--- Written exercise ---
Write out the records word for word, with no pictures.

◆ ◆ ◆ ◆ ◆ ◆ ◆

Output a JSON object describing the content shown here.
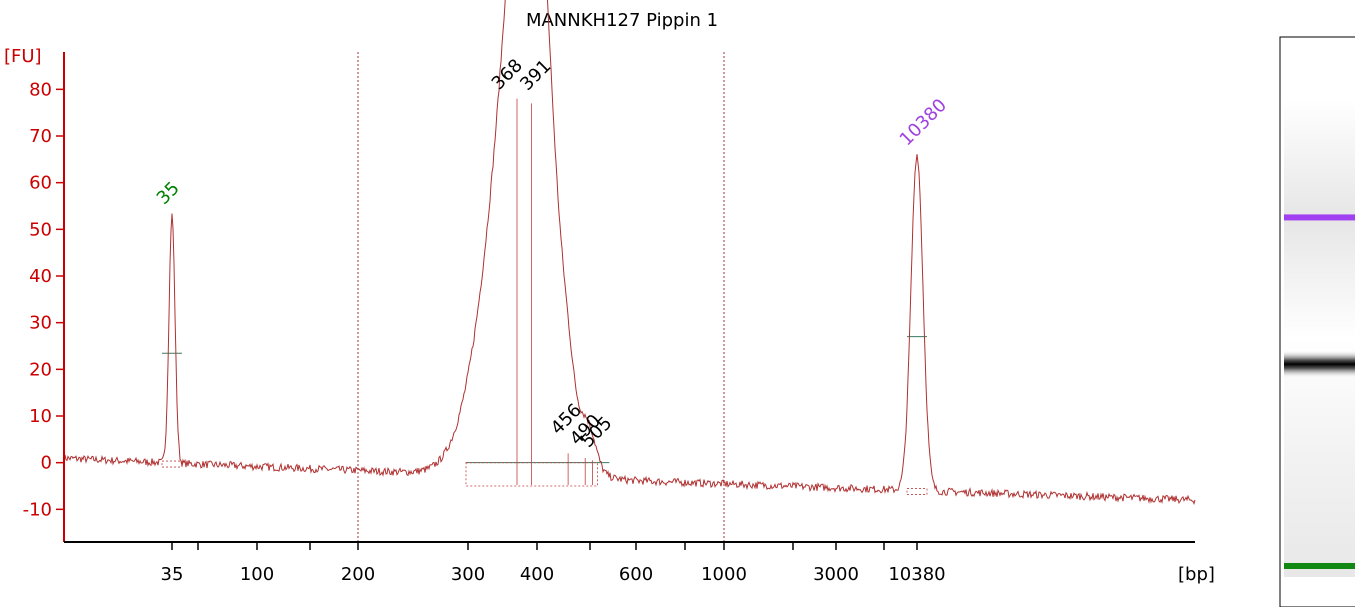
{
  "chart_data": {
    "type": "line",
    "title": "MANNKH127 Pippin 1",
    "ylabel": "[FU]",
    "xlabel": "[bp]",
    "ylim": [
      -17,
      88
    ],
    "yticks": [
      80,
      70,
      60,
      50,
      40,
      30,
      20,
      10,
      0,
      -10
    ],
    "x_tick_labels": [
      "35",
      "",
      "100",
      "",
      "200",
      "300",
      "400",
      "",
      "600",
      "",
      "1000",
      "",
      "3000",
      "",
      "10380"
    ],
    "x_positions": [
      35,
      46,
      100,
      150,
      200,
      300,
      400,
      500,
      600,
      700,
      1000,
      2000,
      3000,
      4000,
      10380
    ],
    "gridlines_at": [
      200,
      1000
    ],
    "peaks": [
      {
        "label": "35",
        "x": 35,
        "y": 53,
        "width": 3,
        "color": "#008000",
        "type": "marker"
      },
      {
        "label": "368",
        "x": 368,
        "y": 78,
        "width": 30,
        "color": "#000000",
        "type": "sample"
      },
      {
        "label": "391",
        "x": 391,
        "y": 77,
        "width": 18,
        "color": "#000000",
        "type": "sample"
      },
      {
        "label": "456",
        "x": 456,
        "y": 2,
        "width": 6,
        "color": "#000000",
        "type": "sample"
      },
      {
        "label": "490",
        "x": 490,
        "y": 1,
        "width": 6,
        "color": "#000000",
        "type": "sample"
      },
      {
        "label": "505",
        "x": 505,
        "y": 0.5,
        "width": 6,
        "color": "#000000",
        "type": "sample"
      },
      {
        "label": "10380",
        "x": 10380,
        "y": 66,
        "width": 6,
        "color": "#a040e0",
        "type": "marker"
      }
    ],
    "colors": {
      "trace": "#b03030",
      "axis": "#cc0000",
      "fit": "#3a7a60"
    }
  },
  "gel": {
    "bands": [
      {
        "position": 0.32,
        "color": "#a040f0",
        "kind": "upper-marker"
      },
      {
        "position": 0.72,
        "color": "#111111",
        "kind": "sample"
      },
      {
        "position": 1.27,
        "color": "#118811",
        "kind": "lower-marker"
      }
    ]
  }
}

◆ ◆ ◆ ◆ ◆ ◆ ◆

--- Exercise response ---
Output a JSON object describing the content shown here.
{
  "chart_data": {
    "type": "line",
    "title": "MANNKH127 Pippin 1",
    "ylabel": "[FU]",
    "xlabel": "[bp]",
    "ylim": [
      -17,
      88
    ],
    "yticks": [
      80,
      70,
      60,
      50,
      40,
      30,
      20,
      10,
      0,
      -10
    ],
    "x_tick_labels": [
      "35",
      "",
      "100",
      "",
      "200",
      "300",
      "400",
      "",
      "600",
      "",
      "1000",
      "",
      "3000",
      "",
      "10380"
    ],
    "x_positions": [
      35,
      46,
      100,
      150,
      200,
      300,
      400,
      500,
      600,
      700,
      1000,
      2000,
      3000,
      4000,
      10380
    ],
    "gridlines_at": [
      200,
      1000
    ],
    "peaks": [
      {
        "label": "35",
        "x": 35,
        "y": 53,
        "width": 3,
        "color": "#008000",
        "type": "marker"
      },
      {
        "label": "368",
        "x": 368,
        "y": 78,
        "width": 30,
        "color": "#000000",
        "type": "sample"
      },
      {
        "label": "391",
        "x": 391,
        "y": 77,
        "width": 18,
        "color": "#000000",
        "type": "sample"
      },
      {
        "label": "456",
        "x": 456,
        "y": 2,
        "width": 6,
        "color": "#000000",
        "type": "sample"
      },
      {
        "label": "490",
        "x": 490,
        "y": 1,
        "width": 6,
        "color": "#000000",
        "type": "sample"
      },
      {
        "label": "505",
        "x": 505,
        "y": 0.5,
        "width": 6,
        "color": "#000000",
        "type": "sample"
      },
      {
        "label": "10380",
        "x": 10380,
        "y": 66,
        "width": 6,
        "color": "#a040e0",
        "type": "marker"
      }
    ],
    "colors": {
      "trace": "#b03030",
      "axis": "#cc0000",
      "fit": "#3a7a60"
    }
  },
  "gel": {
    "bands": [
      {
        "position": 0.32,
        "color": "#a040f0",
        "kind": "upper-marker"
      },
      {
        "position": 0.72,
        "color": "#111111",
        "kind": "sample"
      },
      {
        "position": 1.27,
        "color": "#118811",
        "kind": "lower-marker"
      }
    ]
  }
}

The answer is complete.